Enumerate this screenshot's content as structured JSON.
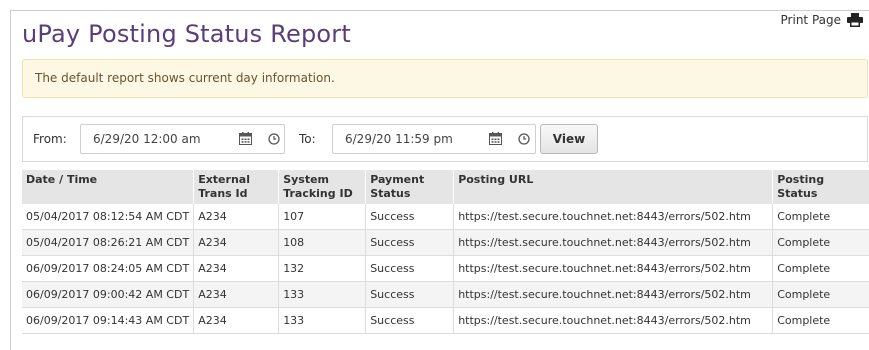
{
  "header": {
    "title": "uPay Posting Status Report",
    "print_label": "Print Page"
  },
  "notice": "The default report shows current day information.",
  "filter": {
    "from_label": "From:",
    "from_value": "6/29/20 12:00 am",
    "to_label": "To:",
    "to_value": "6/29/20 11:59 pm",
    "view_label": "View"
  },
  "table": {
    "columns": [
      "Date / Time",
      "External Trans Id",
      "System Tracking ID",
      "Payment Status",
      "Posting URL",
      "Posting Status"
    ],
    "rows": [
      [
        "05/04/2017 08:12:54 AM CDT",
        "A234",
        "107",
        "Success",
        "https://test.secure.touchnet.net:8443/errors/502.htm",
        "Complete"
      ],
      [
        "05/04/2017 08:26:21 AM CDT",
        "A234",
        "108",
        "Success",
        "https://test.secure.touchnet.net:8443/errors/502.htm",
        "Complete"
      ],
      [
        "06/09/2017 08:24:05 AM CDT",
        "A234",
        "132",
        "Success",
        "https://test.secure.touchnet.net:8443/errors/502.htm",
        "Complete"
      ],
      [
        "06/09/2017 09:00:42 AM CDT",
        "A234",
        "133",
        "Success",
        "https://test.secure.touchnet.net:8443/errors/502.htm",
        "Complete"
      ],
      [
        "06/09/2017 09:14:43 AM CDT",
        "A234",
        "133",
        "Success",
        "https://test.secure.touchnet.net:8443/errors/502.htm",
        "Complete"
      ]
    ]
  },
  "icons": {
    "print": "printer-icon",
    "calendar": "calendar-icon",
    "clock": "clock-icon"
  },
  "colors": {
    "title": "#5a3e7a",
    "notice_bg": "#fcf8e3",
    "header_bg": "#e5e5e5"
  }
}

########################################

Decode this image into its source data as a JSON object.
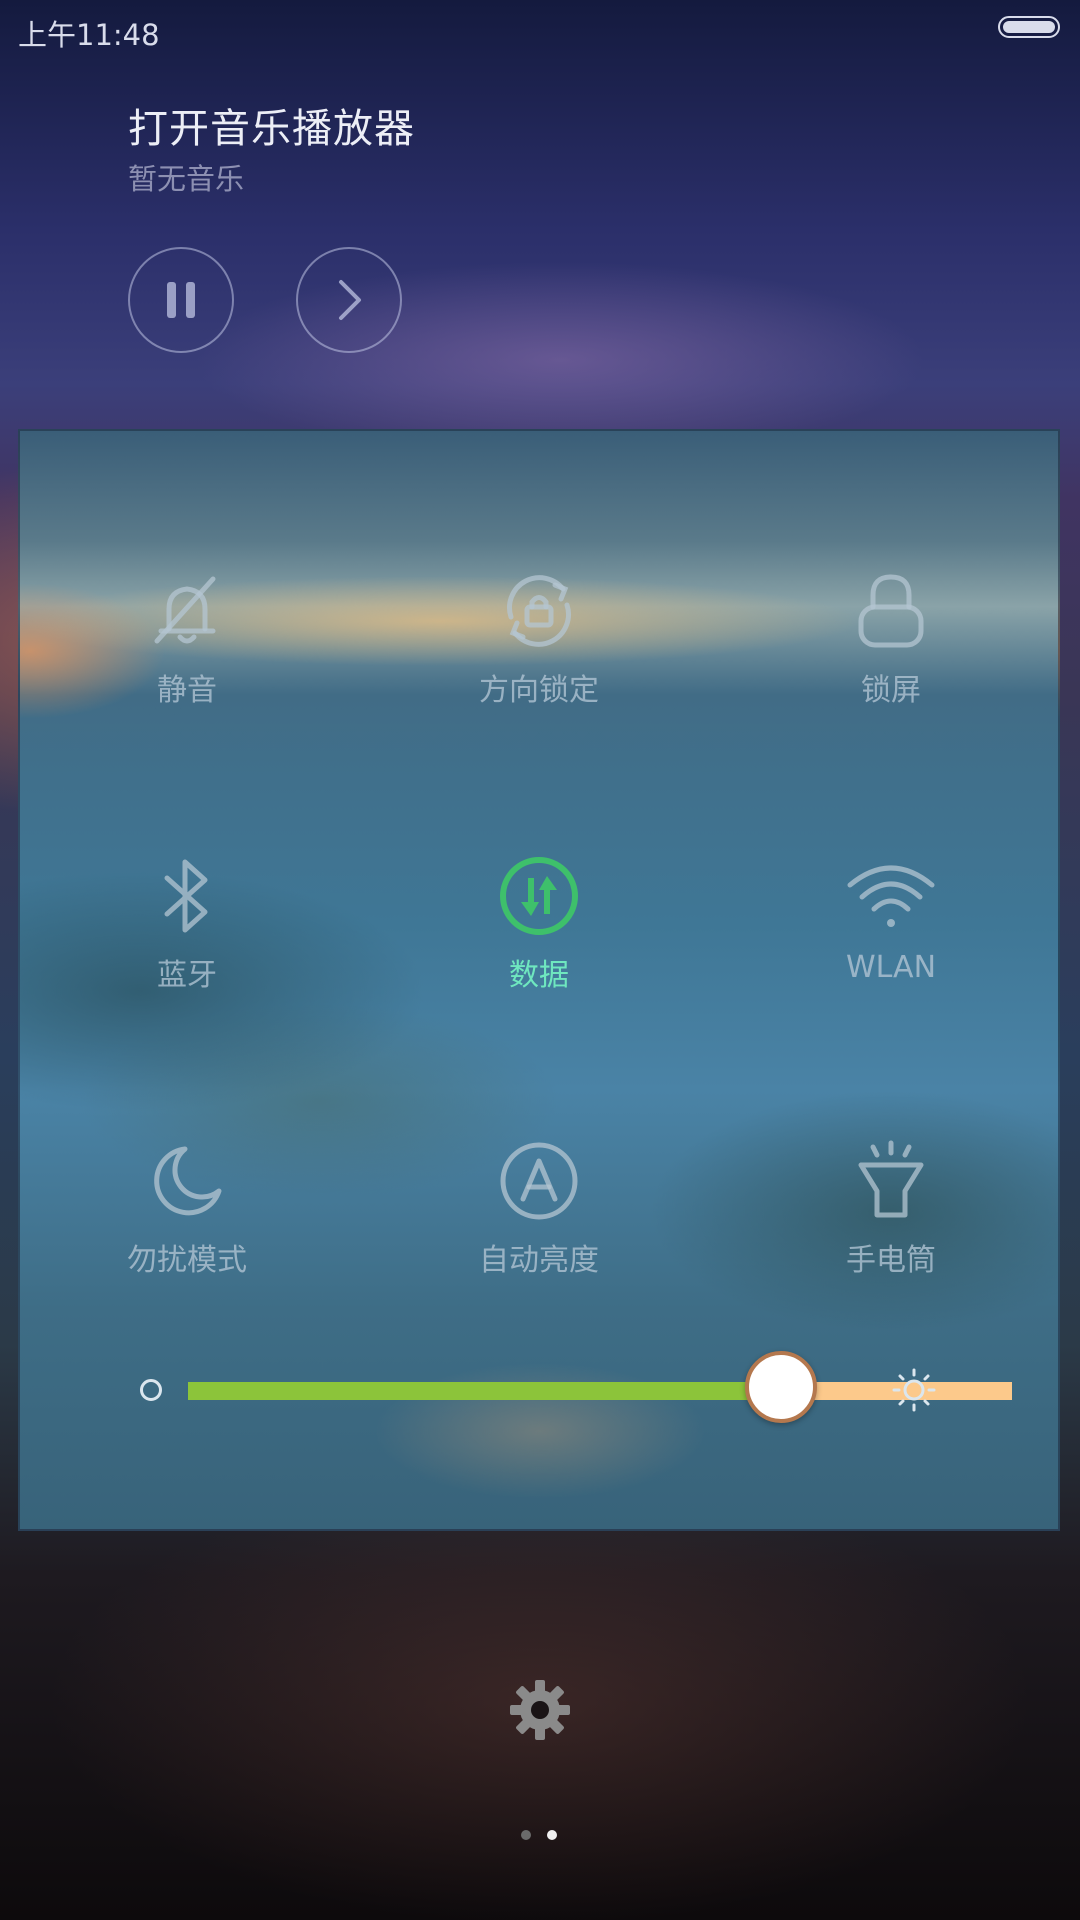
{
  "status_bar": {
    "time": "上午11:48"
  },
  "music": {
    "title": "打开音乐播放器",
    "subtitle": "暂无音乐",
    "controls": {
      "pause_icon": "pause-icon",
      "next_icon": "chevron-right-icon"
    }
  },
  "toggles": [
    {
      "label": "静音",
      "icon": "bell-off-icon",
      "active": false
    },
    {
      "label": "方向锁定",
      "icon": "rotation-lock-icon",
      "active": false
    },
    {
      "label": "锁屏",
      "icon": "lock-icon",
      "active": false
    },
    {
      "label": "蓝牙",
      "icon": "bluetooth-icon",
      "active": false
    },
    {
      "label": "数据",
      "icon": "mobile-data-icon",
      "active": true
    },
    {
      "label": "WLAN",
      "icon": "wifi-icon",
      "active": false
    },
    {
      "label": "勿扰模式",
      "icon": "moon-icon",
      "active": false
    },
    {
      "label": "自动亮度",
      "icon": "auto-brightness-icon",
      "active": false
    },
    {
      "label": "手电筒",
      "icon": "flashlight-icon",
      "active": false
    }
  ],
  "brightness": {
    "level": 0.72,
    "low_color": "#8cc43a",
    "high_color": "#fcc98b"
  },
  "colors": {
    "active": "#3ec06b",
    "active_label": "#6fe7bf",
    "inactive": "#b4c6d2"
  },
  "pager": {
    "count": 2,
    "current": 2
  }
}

########################################

Return all the lines that contain the string "current".

  "notice": "The default report shows current day information.",
    "current": 2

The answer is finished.